>> BEGIN Document text

Non-GAAP adjusted net income of $39.6 million to $45.1 million. Non-GAAP adjusted net income per diluted share of $1.21 to $1.38, based on an estimated 32.7 million diluted shares and an estimated effective tax rate of approximately 38.5%. We expect cash flow from operations of $85 million to $95 million and capital expenditures of approximately 5% to 6% of total revenue.

On slide ten, we have provided some additional detail on the impact of ANGEL Learning on our updated financial guidance. This information – the information provided is based on the midpoint of the financial guidance I just provided. Blackboard expects to recognize approximately $7 million in GAAP revenue from ANGEL during the remainder of this year. We currently estimate that we will write down a total of $6 million in deferred revenues as a result of purchase accounting. For the second quarter and full-year 2009, we estimate the write down to be $2 million and $5 million respectively.

At the midpoint of our guidance, Blackboard expects the transaction to be dilutive for the full-year 2009 on a GAAP basis by approximately $0.28 per diluted share and on an adjusted non-GAAP basis by approximately $0.14 per diluted share. The non-GAAP dilution is the result of the write down of deferred revenues and non-recurring merger related costs and the GAAP dilution is impacted by these items as well as the increased amortization expense.

We currently estimate a total of $4 million in non-recurring merger cost. For the second quarter and full-year 2009, we estimate merger cost to be $2 million and $3 million respectively. Additionally, we estimate a total of $40 million in identified intangibles which will be amortized over three to five years. We estimate amortization expense in 2009 will increase by $7.4 million as a result of the ANGEL acquisition.

We do not expect the acquisition of ANGEL to have a material impact on cash flow in 2009 as its positive cash flow will be offset by non-recurring merger costs. Looking to 2010, we would expect the ANGEL revenue stream to experience very modest growth, but to contribute at least $0.10 to our non-GAAP earnings.

Before I turn the call over to Q&A, I want to highlight that if you look at the Blackboard business excluding the impact of the ANGEL acquisition, our midpoint guidance will reflect approximately a 200 basis-point EBITDA excluding stock-based compensation, its margin expansion over last year.

We are focused on managing the bottom line and our model continues to deliver material operating leverage, which will only be enhanced over time by the acquisition of ANGEL Learning.

This concludes the discussion of Blackboard’s financials. Now let me hand it back to Michael Stanton for closing. Michael?

Michael Stanton

Thanks, Mike. We will be on the road seeing investors in New York and Boston in the remainder of this week. We also plan to be at several upcoming investor conferences later this month including the Bear Growth Stock Conference and the Cowen and Company TMT Conference at the end of May. That concludes our formal comments.

Operator, we are ready to begin Q&A.

>> END Document text

● **To be done**: In the earnings call text, how much GAAP revenue does Blackboard expect to recognize from ANGEL during the remainder of the year?

>> BEGIN Items

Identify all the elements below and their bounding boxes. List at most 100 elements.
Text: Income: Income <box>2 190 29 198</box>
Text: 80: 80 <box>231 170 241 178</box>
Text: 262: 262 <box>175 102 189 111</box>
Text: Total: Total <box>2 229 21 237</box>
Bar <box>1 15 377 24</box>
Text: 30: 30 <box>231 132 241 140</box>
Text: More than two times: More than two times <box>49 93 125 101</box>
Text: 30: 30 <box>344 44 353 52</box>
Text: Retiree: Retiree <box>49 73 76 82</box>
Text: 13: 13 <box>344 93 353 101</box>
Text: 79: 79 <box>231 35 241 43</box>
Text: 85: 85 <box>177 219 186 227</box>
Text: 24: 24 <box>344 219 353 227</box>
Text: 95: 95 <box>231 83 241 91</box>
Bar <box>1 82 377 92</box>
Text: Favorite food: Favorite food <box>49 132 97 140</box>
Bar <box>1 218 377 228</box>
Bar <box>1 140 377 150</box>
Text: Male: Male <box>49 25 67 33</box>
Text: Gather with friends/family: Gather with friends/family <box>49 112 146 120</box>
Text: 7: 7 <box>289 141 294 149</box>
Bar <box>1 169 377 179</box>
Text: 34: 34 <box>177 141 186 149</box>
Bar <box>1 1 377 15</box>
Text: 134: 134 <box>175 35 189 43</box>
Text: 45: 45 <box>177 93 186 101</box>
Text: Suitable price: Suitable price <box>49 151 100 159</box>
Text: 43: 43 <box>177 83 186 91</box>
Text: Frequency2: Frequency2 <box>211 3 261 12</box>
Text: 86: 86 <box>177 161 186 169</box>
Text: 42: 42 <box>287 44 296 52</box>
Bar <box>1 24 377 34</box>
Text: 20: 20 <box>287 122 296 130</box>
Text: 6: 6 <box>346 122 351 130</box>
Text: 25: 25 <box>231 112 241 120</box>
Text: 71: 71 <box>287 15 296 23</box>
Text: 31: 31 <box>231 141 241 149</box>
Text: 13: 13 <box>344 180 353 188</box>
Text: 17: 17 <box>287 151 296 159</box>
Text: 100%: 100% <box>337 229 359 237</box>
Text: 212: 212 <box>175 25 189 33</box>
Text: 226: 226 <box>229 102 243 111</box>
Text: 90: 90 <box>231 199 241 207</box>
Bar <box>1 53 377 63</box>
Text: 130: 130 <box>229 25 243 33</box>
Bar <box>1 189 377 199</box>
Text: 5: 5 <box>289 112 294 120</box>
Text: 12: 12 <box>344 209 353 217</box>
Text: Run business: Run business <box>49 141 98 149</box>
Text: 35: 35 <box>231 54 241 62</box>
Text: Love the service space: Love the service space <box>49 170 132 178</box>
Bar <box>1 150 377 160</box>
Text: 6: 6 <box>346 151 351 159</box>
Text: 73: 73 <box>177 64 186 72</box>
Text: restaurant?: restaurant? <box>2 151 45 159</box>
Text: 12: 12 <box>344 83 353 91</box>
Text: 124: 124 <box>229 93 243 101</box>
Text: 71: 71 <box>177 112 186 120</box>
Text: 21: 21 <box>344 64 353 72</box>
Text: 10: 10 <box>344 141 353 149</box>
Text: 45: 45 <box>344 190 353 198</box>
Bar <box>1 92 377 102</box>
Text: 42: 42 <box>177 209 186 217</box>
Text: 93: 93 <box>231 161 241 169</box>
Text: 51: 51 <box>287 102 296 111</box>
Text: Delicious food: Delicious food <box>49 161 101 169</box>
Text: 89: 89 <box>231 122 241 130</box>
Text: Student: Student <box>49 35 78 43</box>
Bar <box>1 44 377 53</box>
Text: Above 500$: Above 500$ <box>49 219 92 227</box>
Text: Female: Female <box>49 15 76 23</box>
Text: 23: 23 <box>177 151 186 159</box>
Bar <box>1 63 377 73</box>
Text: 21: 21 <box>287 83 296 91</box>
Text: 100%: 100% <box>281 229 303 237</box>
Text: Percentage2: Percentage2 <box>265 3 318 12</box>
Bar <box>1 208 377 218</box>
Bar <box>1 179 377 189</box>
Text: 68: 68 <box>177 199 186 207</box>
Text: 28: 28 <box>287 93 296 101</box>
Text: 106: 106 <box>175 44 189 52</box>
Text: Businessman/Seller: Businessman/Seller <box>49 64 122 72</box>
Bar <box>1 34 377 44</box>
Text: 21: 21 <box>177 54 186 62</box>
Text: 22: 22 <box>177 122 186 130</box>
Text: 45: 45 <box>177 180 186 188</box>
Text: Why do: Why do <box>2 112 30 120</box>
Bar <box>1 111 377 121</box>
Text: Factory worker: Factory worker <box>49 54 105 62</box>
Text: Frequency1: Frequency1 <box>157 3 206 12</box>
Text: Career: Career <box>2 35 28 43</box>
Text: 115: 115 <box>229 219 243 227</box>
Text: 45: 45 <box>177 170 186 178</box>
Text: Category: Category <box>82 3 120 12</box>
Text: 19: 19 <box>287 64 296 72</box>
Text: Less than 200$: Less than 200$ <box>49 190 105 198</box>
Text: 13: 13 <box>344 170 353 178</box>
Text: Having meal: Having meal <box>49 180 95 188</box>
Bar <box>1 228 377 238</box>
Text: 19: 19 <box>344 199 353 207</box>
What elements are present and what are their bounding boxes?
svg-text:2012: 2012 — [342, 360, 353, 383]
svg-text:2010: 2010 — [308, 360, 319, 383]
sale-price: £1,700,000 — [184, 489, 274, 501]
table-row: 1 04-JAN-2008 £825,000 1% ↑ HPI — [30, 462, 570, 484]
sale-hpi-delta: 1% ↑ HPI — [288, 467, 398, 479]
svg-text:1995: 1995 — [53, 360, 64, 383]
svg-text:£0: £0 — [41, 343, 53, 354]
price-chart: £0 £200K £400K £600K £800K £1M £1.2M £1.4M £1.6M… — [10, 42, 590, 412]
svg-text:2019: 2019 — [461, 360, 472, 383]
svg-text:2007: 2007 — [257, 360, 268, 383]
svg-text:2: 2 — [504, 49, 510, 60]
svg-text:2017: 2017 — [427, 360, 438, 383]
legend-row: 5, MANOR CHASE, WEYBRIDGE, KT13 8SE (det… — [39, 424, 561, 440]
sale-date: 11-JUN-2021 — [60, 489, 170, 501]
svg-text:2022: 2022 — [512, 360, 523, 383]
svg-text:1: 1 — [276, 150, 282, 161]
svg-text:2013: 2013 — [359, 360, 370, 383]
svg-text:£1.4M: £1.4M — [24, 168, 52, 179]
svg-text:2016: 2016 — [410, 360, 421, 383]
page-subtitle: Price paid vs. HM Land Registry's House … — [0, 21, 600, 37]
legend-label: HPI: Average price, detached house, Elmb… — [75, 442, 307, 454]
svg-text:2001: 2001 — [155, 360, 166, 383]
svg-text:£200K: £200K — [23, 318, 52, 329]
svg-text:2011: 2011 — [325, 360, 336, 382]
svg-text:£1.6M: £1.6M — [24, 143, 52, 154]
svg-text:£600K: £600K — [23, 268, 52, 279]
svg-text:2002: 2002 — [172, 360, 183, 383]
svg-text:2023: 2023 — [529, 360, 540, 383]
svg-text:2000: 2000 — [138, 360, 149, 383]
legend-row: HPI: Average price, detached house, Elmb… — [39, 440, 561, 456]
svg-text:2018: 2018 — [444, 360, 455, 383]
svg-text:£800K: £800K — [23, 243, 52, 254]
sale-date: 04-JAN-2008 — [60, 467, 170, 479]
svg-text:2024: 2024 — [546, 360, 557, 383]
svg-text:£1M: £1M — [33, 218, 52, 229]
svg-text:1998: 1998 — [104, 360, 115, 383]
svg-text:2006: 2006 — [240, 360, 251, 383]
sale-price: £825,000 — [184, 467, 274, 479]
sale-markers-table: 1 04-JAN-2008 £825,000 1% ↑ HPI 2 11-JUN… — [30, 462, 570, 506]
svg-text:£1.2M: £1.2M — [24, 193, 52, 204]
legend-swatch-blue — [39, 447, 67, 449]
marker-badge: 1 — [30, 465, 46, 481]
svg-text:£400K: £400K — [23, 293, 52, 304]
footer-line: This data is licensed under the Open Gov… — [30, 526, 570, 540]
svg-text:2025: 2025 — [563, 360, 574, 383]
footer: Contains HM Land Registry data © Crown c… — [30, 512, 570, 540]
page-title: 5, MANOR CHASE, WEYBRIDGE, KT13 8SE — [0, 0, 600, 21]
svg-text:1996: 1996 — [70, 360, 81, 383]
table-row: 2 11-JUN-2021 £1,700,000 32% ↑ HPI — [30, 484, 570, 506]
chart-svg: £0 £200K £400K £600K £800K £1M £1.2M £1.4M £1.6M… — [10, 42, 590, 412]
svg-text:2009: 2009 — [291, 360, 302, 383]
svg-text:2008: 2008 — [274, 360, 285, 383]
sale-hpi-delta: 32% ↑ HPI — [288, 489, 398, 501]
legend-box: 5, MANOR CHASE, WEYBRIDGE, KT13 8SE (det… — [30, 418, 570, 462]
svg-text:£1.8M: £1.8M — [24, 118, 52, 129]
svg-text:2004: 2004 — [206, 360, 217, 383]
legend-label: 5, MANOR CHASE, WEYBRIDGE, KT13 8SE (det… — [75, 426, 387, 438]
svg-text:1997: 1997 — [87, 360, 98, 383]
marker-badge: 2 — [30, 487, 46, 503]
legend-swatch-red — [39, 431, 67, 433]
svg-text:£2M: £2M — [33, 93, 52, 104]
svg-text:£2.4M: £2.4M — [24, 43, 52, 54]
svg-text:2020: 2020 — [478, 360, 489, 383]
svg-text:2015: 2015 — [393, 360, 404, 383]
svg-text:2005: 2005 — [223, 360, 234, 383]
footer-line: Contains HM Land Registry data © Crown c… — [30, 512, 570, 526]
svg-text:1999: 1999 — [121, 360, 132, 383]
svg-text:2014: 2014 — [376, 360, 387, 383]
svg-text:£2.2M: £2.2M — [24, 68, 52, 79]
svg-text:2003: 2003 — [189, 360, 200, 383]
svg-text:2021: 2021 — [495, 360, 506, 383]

>> END Items
>> BEGIN Items

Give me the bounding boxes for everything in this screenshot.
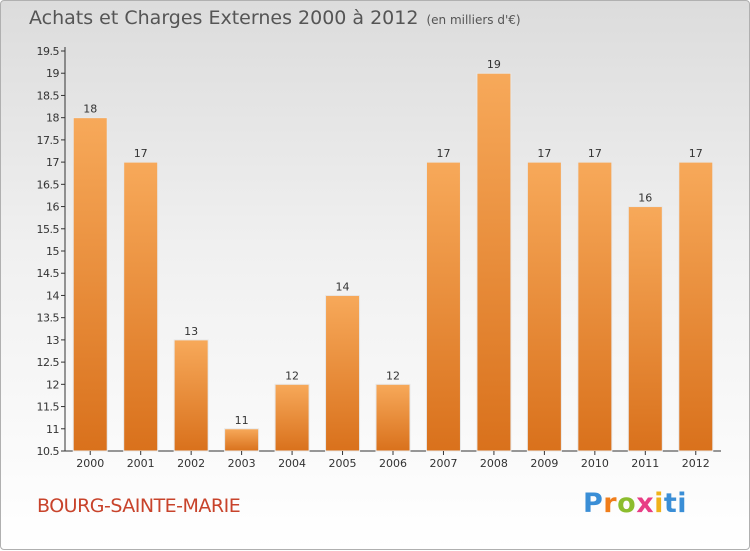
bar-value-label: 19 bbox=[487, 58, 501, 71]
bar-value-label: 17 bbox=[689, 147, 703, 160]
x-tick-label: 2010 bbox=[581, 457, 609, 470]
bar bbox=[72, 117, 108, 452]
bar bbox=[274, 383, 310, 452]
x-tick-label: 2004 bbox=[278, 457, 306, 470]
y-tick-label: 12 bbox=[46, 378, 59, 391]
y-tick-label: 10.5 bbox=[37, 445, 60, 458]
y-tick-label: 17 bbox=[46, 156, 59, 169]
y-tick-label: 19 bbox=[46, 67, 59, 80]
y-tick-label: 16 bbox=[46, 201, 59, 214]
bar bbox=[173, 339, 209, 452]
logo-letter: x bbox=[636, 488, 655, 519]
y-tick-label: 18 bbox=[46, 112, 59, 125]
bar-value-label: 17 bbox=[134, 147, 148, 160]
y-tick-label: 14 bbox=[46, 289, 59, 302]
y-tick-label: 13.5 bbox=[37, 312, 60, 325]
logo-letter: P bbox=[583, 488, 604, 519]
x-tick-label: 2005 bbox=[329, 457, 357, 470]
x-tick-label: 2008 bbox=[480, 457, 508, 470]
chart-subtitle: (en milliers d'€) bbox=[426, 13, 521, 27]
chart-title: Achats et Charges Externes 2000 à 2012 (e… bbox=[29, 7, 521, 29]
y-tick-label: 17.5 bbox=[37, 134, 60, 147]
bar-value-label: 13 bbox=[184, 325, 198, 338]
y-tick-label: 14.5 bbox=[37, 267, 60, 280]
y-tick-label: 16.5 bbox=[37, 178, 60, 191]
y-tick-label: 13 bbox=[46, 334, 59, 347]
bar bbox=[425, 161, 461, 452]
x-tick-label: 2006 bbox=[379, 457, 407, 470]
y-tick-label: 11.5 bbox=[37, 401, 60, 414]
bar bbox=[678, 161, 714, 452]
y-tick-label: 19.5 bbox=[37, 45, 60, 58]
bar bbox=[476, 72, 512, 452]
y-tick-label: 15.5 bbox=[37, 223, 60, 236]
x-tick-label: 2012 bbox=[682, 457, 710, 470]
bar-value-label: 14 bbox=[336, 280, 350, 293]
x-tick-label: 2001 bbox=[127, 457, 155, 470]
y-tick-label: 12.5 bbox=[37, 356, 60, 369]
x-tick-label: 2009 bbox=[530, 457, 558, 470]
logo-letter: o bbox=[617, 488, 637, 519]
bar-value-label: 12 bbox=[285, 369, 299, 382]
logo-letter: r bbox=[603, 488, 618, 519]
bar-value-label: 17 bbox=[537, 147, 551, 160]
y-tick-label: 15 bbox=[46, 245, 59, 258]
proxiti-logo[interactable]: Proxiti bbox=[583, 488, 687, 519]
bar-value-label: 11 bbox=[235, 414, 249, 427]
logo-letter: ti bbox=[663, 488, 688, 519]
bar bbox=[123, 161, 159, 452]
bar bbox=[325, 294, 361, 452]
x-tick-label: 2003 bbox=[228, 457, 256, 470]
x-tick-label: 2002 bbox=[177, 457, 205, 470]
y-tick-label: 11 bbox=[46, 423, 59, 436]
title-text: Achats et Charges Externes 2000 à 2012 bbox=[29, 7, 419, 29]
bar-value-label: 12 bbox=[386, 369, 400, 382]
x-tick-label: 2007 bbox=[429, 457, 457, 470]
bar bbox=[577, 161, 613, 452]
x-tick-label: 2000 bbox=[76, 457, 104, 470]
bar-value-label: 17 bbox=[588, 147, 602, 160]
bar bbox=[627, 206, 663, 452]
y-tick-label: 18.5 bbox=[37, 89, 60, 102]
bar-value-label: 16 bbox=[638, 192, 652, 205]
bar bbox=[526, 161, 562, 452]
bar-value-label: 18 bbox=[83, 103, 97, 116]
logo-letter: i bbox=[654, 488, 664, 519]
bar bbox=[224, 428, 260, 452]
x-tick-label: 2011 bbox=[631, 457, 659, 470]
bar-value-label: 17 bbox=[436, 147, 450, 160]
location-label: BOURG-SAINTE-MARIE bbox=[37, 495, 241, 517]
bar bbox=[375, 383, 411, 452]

>> END Items

● **Solution**: Approximately $7 million.